Data extract ▸
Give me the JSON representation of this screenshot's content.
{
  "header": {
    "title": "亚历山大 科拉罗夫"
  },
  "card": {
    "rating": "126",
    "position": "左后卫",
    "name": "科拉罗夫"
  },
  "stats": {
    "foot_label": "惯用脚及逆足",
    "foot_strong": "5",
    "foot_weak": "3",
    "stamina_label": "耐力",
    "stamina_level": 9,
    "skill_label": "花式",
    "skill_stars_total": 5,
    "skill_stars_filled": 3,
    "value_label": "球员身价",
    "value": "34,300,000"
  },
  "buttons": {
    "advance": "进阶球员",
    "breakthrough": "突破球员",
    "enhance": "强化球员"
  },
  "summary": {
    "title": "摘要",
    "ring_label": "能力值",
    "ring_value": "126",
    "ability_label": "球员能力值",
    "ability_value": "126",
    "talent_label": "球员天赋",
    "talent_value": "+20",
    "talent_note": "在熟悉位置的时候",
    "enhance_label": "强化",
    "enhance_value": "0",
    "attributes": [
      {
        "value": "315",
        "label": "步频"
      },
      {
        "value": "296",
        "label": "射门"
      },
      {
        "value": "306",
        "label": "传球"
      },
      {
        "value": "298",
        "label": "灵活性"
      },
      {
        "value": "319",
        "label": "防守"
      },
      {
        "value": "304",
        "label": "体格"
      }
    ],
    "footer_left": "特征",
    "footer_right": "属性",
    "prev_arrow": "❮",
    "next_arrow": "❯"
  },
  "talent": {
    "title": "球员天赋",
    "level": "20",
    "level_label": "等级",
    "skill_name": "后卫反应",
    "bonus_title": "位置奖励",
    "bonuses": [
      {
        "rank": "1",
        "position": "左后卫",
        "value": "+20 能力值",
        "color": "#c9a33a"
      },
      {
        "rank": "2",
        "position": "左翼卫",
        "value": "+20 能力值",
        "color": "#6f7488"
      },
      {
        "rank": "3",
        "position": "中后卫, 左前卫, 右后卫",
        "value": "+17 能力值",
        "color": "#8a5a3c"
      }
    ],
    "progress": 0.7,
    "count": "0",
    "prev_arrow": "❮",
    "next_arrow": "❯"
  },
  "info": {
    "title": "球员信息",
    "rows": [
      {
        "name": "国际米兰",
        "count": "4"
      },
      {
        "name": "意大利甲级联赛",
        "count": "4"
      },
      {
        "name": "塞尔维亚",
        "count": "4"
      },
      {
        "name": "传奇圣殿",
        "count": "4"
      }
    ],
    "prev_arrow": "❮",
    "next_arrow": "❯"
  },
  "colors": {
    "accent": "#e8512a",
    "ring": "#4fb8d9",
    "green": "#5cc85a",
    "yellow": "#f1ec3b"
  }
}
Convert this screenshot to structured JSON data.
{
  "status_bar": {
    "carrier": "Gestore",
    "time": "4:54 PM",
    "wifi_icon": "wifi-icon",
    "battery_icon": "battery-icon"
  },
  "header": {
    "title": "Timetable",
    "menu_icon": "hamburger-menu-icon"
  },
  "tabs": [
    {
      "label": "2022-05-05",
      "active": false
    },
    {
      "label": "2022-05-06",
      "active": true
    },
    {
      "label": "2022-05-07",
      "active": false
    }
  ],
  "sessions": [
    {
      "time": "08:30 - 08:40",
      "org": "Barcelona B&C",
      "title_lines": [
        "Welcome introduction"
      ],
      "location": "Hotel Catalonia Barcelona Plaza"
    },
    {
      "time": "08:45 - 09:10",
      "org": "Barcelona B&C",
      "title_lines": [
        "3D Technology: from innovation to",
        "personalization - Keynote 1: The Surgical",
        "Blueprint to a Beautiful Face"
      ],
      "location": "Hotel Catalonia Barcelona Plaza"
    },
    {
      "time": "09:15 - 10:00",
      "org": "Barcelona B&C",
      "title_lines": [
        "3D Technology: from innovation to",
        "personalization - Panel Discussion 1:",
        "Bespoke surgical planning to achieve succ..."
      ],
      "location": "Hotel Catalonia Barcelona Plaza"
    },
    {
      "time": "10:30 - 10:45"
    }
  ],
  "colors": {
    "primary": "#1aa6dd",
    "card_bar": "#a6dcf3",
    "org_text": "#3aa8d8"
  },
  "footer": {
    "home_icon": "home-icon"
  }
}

What is required ▸ Transcribe the full listing above without leaving anything out.

Solution for this exercise ▸
Give me the JSON representation of this screenshot's content.
{
  "header": {
    "title": "亚历山大 科拉罗夫"
  },
  "card": {
    "rating": "126",
    "position": "左后卫",
    "name": "科拉罗夫"
  },
  "stats": {
    "foot_label": "惯用脚及逆足",
    "foot_strong": "5",
    "foot_weak": "3",
    "stamina_label": "耐力",
    "stamina_level": 9,
    "skill_label": "花式",
    "skill_stars_total": 5,
    "skill_stars_filled": 3,
    "value_label": "球员身价",
    "value": "34,300,000"
  },
  "buttons": {
    "advance": "进阶球员",
    "breakthrough": "突破球员",
    "enhance": "强化球员"
  },
  "summary": {
    "title": "摘要",
    "ring_label": "能力值",
    "ring_value": "126",
    "ability_label": "球员能力值",
    "ability_value": "126",
    "talent_label": "球员天赋",
    "talent_value": "+20",
    "talent_note": "在熟悉位置的时候",
    "enhance_label": "强化",
    "enhance_value": "0",
    "attributes": [
      {
        "value": "315",
        "label": "步频"
      },
      {
        "value": "296",
        "label": "射门"
      },
      {
        "value": "306",
        "label": "传球"
      },
      {
        "value": "298",
        "label": "灵活性"
      },
      {
        "value": "319",
        "label": "防守"
      },
      {
        "value": "304",
        "label": "体格"
      }
    ],
    "footer_left": "特征",
    "footer_right": "属性",
    "prev_arrow": "❮",
    "next_arrow": "❯"
  },
  "talent": {
    "title": "球员天赋",
    "level": "20",
    "level_label": "等级",
    "skill_name": "后卫反应",
    "bonus_title": "位置奖励",
    "bonuses": [
      {
        "rank": "1",
        "position": "左后卫",
        "value": "+20 能力值",
        "color": "#c9a33a"
      },
      {
        "rank": "2",
        "position": "左翼卫",
        "value": "+20 能力值",
        "color": "#6f7488"
      },
      {
        "rank": "3",
        "position": "中后卫, 左前卫, 右后卫",
        "value": "+17 能力值",
        "color": "#8a5a3c"
      }
    ],
    "progress": 0.7,
    "count": "0",
    "prev_arrow": "❮",
    "next_arrow": "❯"
  },
  "info": {
    "title": "球员信息",
    "rows": [
      {
        "name": "国际米兰",
        "count": "4"
      },
      {
        "name": "意大利甲级联赛",
        "count": "4"
      },
      {
        "name": "塞尔维亚",
        "count": "4"
      },
      {
        "name": "传奇圣殿",
        "count": "4"
      }
    ],
    "prev_arrow": "❮",
    "next_arrow": "❯"
  },
  "colors": {
    "accent": "#e8512a",
    "ring": "#4fb8d9",
    "green": "#5cc85a",
    "yellow": "#f1ec3b"
  }
}
Convert this screenshot to structured JSON data.
{
  "status_bar": {
    "carrier": "Gestore",
    "time": "4:54 PM",
    "wifi_icon": "wifi-icon",
    "battery_icon": "battery-icon"
  },
  "header": {
    "title": "Timetable",
    "menu_icon": "hamburger-menu-icon"
  },
  "tabs": [
    {
      "label": "2022-05-05",
      "active": false
    },
    {
      "label": "2022-05-06",
      "active": true
    },
    {
      "label": "2022-05-07",
      "active": false
    }
  ],
  "sessions": [
    {
      "time": "08:30 - 08:40",
      "org": "Barcelona B&C",
      "title_lines": [
        "Welcome introduction"
      ],
      "location": "Hotel Catalonia Barcelona Plaza"
    },
    {
      "time": "08:45 - 09:10",
      "org": "Barcelona B&C",
      "title_lines": [
        "3D Technology: from innovation to",
        "personalization - Keynote 1: The Surgical",
        "Blueprint to a Beautiful Face"
      ],
      "location": "Hotel Catalonia Barcelona Plaza"
    },
    {
      "time": "09:15 - 10:00",
      "org": "Barcelona B&C",
      "title_lines": [
        "3D Technology: from innovation to",
        "personalization - Panel Discussion 1:",
        "Bespoke surgical planning to achieve succ..."
      ],
      "location": "Hotel Catalonia Barcelona Plaza"
    },
    {
      "time": "10:30 - 10:45"
    }
  ],
  "colors": {
    "primary": "#1aa6dd",
    "card_bar": "#a6dcf3",
    "org_text": "#3aa8d8"
  },
  "footer": {
    "home_icon": "home-icon"
  }
}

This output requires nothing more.